[Start of SOURCE TEXT]

What happens with preempt if your process is high priority or SCHED_FIFO/SCHED_RR?

--
Stephen Hemminger <[email protected]>

2007-02-20 22:17:23

by bert hubert

[permalink] [raw]
Subject: Re: all syscalls initially taking 4usec on a P4? Re: nonblocking UDPv4 recvfrom() taking 4usec @ 3GHz?

On Tue, Feb 20, 2007 at 02:02:00PM -0800, Rick Jones wrote:

> The slope appears to be flattening-out the farther out to the right it
> goes. Perhaps that is the length of time it takes to take all the
> requisite cache misses.

The rate of flattening out appears to correlate with the number of processes
running, even though the system is otherwise >99.5% idle during my
measurements.

With only 'gdm' running, things flatten out slowly, iow, it takes longer
delays to see recvfrom slow down. With only 1 process running (init=bash),
the graph is nearly flat.

>From this, it is probable that even an idle GNOME desktop (Ubunty Edgy Eft)
is under fierce cache pressure, enough to blow away my meagre 1MB in a
matter of milliseconds.

I'm trying to figure out which processes have the most impact, I had already
killed anything non-essential. But that still leaves 140 pids.

Bert

--
http://www.PowerDNS.com Open source, database driven DNS Software
http://netherlabs.nl Open and Closed source services

2007-02-20 22:19:39

by Rick Jones

[permalink] [raw]
Subject: Re: all syscalls initially taking 4usec on a P4? Re: nonblocking UDPv4 recvfrom() taking 4usec @ 3GHz?

[End of SOURCE TEXT]
[Start of ENTRIES SUPPLIED]

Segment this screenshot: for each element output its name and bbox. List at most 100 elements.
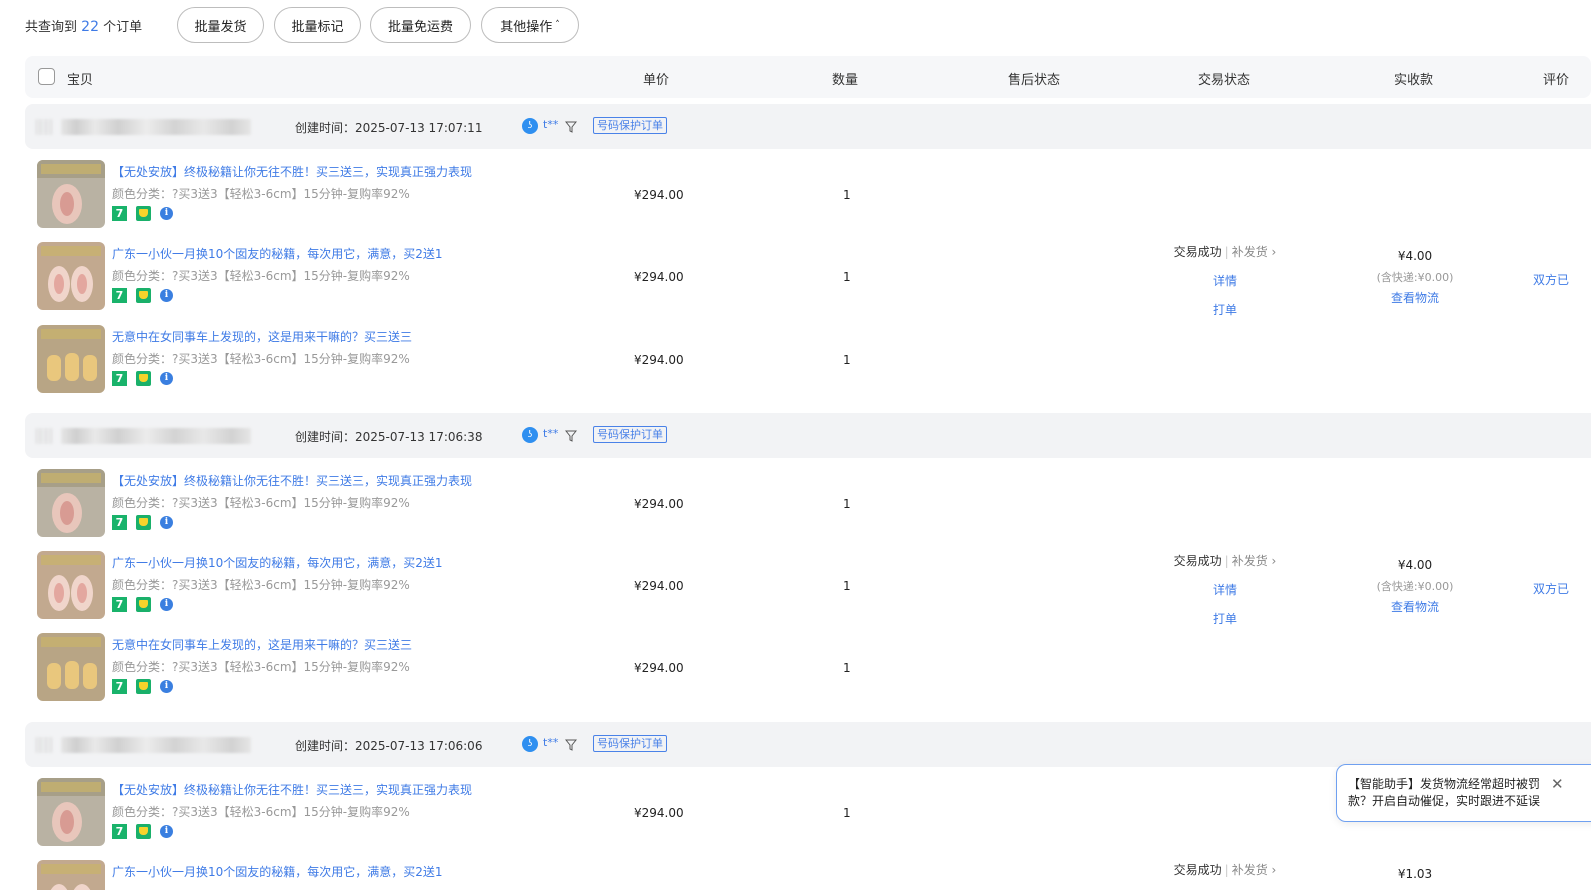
batch-mark-button[interactable]: 批量标记 (274, 7, 361, 43)
trade-status: 交易成功 (1173, 863, 1222, 877)
seven-day-return-icon: 7 (112, 515, 127, 530)
batch-ship-label: 批量发货 (194, 19, 247, 35)
info-icon[interactable]: i (160, 207, 173, 220)
toolbar: 共查询到 22 个订单 批量发货 批量标记 批量免运费 其他操作 ˄ (0, 0, 1591, 50)
product-title-link[interactable]: 【无处安放】终极秘籍让你无往不胜！买三送三，实现真正强力表现 (112, 781, 472, 798)
info-icon[interactable]: i (160, 598, 173, 611)
print-order-link[interactable]: 打单 (1150, 301, 1300, 318)
quantity: 1 (843, 661, 851, 675)
wangwang-icon[interactable]: ʖ (522, 427, 538, 443)
cup-icon (136, 597, 151, 612)
chevron-up-icon: ˄ (555, 20, 560, 30)
batch-free-shipping-button[interactable]: 批量免运费 (370, 7, 471, 43)
trade-status: 交易成功 (1173, 245, 1222, 259)
paid-amount: ¥4.00 (1397, 558, 1433, 572)
unit-price: ¥294.00 (634, 661, 684, 675)
list-item: 无意中在女同事车上发现的，这是用来干嘛的？买三送三 颜色分类：?买3送3【轻松3… (37, 633, 1591, 703)
paid-cell: ¥1.03 (1340, 867, 1490, 890)
smart-assistant-toast[interactable]: 【智能助手】发货物流经常超时被罚款？开启自动催促，实时跟进不延误 ✕ (1336, 764, 1591, 822)
detail-link[interactable]: 详情 (1150, 272, 1300, 289)
protect-order-badge: 号码保护订单 (593, 426, 667, 443)
shipping-fee: (含快递:¥0.00) (1376, 580, 1454, 593)
product-title-link[interactable]: 广东一小伙一月换10个囡友的秘籍，每次用它，满意，买2送1 (112, 554, 443, 571)
list-item: 【无处安放】终极秘籍让你无往不胜！买三送三，实现真正强力表现 颜色分类：?买3送… (37, 160, 1591, 230)
paid-cell: ¥4.00 (含快递:¥0.00) 查看物流 (1340, 249, 1490, 306)
filter-icon[interactable] (565, 430, 577, 442)
info-icon[interactable]: i (160, 825, 173, 838)
evaluation-status[interactable]: 双方已 (1533, 580, 1569, 597)
buyer-name[interactable]: t** (543, 736, 558, 749)
reship-link[interactable]: 补发货 (1232, 245, 1268, 259)
cup-icon (136, 371, 151, 386)
product-thumbnail[interactable] (37, 160, 105, 228)
detail-link[interactable]: 详情 (1150, 581, 1300, 598)
product-thumbnail[interactable] (37, 778, 105, 846)
product-title-link[interactable]: 【无处安放】终极秘籍让你无往不胜！买三送三，实现真正强力表现 (112, 472, 472, 489)
filter-icon[interactable] (565, 121, 577, 133)
order-id-blurred (61, 119, 251, 135)
col-evaluation: 评价 (1543, 73, 1570, 88)
protect-order-badge: 号码保护订单 (593, 117, 667, 134)
count-prefix: 共查询到 (25, 20, 78, 35)
order-id-blurred (35, 119, 53, 135)
product-thumbnail[interactable] (37, 469, 105, 537)
order-header: 创建时间：2025-07-13 17:07:11 ʖ t** 号码保护订单 (25, 104, 1591, 149)
close-icon[interactable]: ✕ (1551, 775, 1564, 793)
view-logistics-link[interactable]: 查看物流 (1340, 598, 1490, 615)
unit-price: ¥294.00 (634, 188, 684, 202)
seven-day-return-icon: 7 (112, 679, 127, 694)
product-sku: 颜色分类：?买3送3【轻松3-6cm】15分钟-复购率92% (112, 352, 410, 366)
buyer-name[interactable]: t** (543, 118, 558, 131)
select-all-checkbox[interactable] (38, 68, 55, 85)
chevron-right-icon: › (1271, 245, 1277, 259)
seven-day-return-icon: 7 (112, 371, 127, 386)
col-after-sale: 售后状态 (1008, 73, 1061, 88)
product-thumbnail[interactable] (37, 633, 105, 701)
product-title-link[interactable]: 【无处安放】终极秘籍让你无往不胜！买三送三，实现真正强力表现 (112, 163, 472, 180)
seven-day-return-icon: 7 (112, 206, 127, 221)
created-time: 创建时间：2025-07-13 17:06:38 (295, 430, 483, 444)
info-icon[interactable]: i (160, 372, 173, 385)
order-header: 创建时间：2025-07-13 17:06:38 ʖ t** 号码保护订单 (25, 413, 1591, 458)
cup-icon (136, 824, 151, 839)
product-thumbnail[interactable] (37, 242, 105, 310)
info-icon[interactable]: i (160, 516, 173, 529)
product-thumbnail[interactable] (37, 860, 105, 890)
batch-ship-button[interactable]: 批量发货 (177, 7, 264, 43)
wangwang-icon[interactable]: ʖ (522, 118, 538, 134)
product-title-link[interactable]: 无意中在女同事车上发现的，这是用来干嘛的？买三送三 (112, 636, 412, 653)
reship-link[interactable]: 补发货 (1232, 554, 1268, 568)
order-header: 创建时间：2025-07-13 17:06:06 ʖ t** 号码保护订单 (25, 722, 1591, 767)
print-order-link[interactable]: 打单 (1150, 610, 1300, 627)
info-icon[interactable]: i (160, 289, 173, 302)
seven-day-return-icon: 7 (112, 288, 127, 303)
col-trade-status: 交易状态 (1198, 73, 1251, 88)
product-title-link[interactable]: 无意中在女同事车上发现的，这是用来干嘛的？买三送三 (112, 328, 412, 345)
order-id-blurred (35, 428, 53, 444)
evaluation-status[interactable]: 双方已 (1533, 271, 1569, 288)
product-thumbnail[interactable] (37, 551, 105, 619)
paid-amount: ¥4.00 (1397, 249, 1433, 263)
paid-amount: ¥1.03 (1397, 867, 1433, 881)
batch-free-shipping-label: 批量免运费 (387, 19, 453, 35)
wangwang-icon[interactable]: ʖ (522, 736, 538, 752)
product-title-link[interactable]: 广东一小伙一月换10个囡友的秘籍，每次用它，满意，买2送1 (112, 863, 443, 880)
product-thumbnail[interactable] (37, 325, 105, 393)
quantity: 1 (843, 806, 851, 820)
cup-icon (136, 515, 151, 530)
buyer-name[interactable]: t** (543, 427, 558, 440)
info-icon[interactable]: i (160, 680, 173, 693)
toast-message: 【智能助手】发货物流经常超时被罚款？开启自动催促，实时跟进不延误 (1348, 777, 1541, 808)
cup-icon (136, 679, 151, 694)
reship-link[interactable]: 补发货 (1232, 863, 1268, 877)
unit-price: ¥294.00 (634, 806, 684, 820)
list-item: 无意中在女同事车上发现的，这是用来干嘛的？买三送三 颜色分类：?买3送3【轻松3… (37, 325, 1591, 395)
view-logistics-link[interactable]: 查看物流 (1340, 289, 1490, 306)
more-actions-button[interactable]: 其他操作 ˄ (481, 7, 579, 43)
created-time: 创建时间：2025-07-13 17:06:06 (295, 739, 483, 753)
trade-status-cell: 交易成功 | 补发货 › 详情 打单 (1150, 552, 1300, 627)
cup-icon (136, 206, 151, 221)
product-title-link[interactable]: 广东一小伙一月换10个囡友的秘籍，每次用它，满意，买2送1 (112, 245, 443, 262)
filter-icon[interactable] (565, 739, 577, 751)
chevron-right-icon: › (1271, 554, 1277, 568)
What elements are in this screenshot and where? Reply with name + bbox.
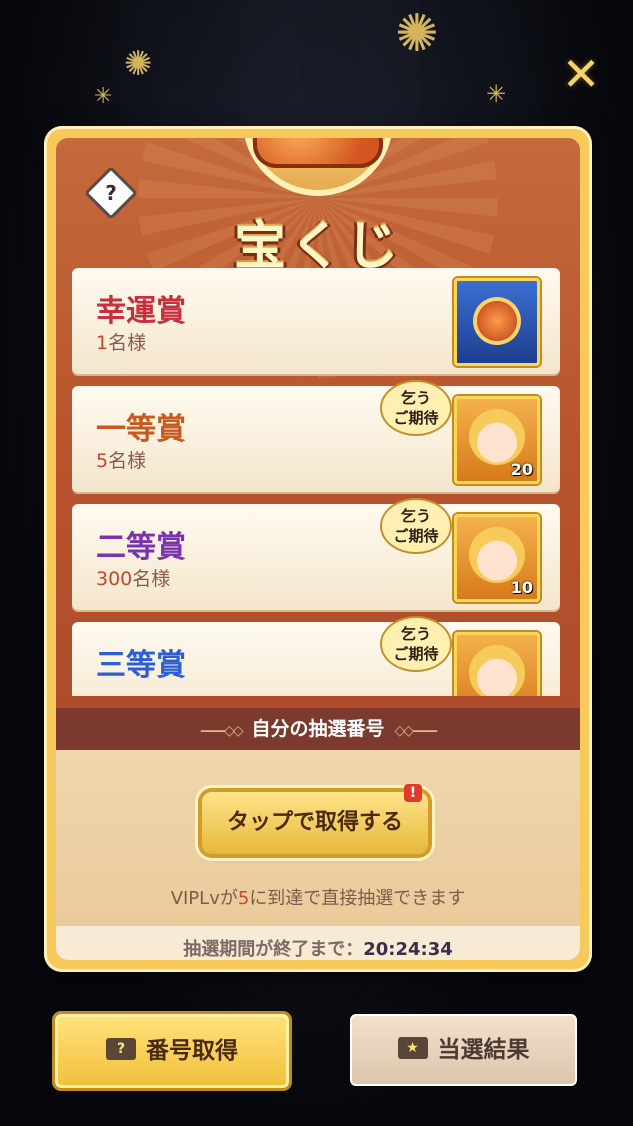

[End of ENTRIES SUPPLIED]

→ REQUESTS:
1) Decide whether each statement agrees with the mailing-list excerpt on syscall timing. Answer yes or no for each, and quote the deciding words of the excerpt. (a) With only one process running, the graph is nearly flat. (b) The system was roughly half busy during the measurements. (c) After non-essential processes were killed, 140 pids remained.
2) From the mailing-list excerpt on syscall timing, reproduce the passage starting at "The rate of" and ending at "measurements.", switching "idle" for "busy".
3) Resume the mailing-list excerpt on syscall timing from the point at which it stops.

→ EXPECTED RESULTS:
1)
(a) Yes: "With only 1 process running (init=bash), the graph is nearly flat."
(b) No: "the system is otherwise >99.5% idle during my measurements."
(c) Yes: "But that still leaves 140 pids."

2)
The rate of flattening out appears to correlate with the number of processes
running, even though the system is otherwise >99.5% busy during my
measurements.

3)
> I measure a huge slope, however. Starting at 1usec for back-to-back system
> calls, it rises to 2usec after interleaving calls with a count to 20
> million.
>
> 4usec is hit after 110 million.
>
> The graph, with semi-scientific error-bars is on
> http://ds9a.nl/tmp/recvfrom-usec-vs-wait.png
>
> The code to generate it is on:
> http://ds9a.nl/tmp/recvtimings.c
>
> I'm investigating this further for other system calls. It might be that my
> measurements are off, but it appears even a slight delay between calls
> incurs a large penalty.

The slope appears to be flattening-out the farther out to the right it
goes. Perhaps that is the length of time it takes to take all the
requisite cache misses.

Some judicious use of HW perf counters might be in order via say papi or
pfmon. Otherwise, you could try a test where you don't delay, but do
try to blow-out the cache(s) between recvfrom() calls. If the delay
there starts to match the delay as you go out to the right on the graph
it would suggest that it is indeed cache effects.

rick jones

2007-02-20 22:22:52

by Arjan van de Ven

[permalink] [raw]
Subject: Re: all syscalls initially taking 4usec on a P4? Re: nonblocking UDPv4 recvfrom() taking 4usec @ 3GHz?


> I'm trying to figure out which processes have the most impact, I had already
> killed anything non-essential. But that still leaves 140 pids.

btw if you have systemtap on your system you can see who is doing evil
with

http://www.fenrus.org/cstop.stp

also.. running "vmstat 3" and looking at the "cs" column is interesting;
it shouldn't be above 50 or so in idle (well not above 10 but our
userland stinks too much for that)


2007-02-20 22:46:27

by Ian McDonald

[permalink] [raw]
Subject: Re: all syscalls initially taking 4usec on a P4? Re: nonblocking UDPv4 recvfrom() taking 4usec @ 3GHz?

On 2/21/07, bert hubert <[email protected]> wrote:
> I'm trying to figure out which processes have the most impact, I had already
> killed anything non-essential. But that still leaves 140 pids.
>
> Bert
>
That sounds way too many pids. I run a script to shut down processes
when I do testing as it makes a HUGE difference to my timing of things
which can be quite critical.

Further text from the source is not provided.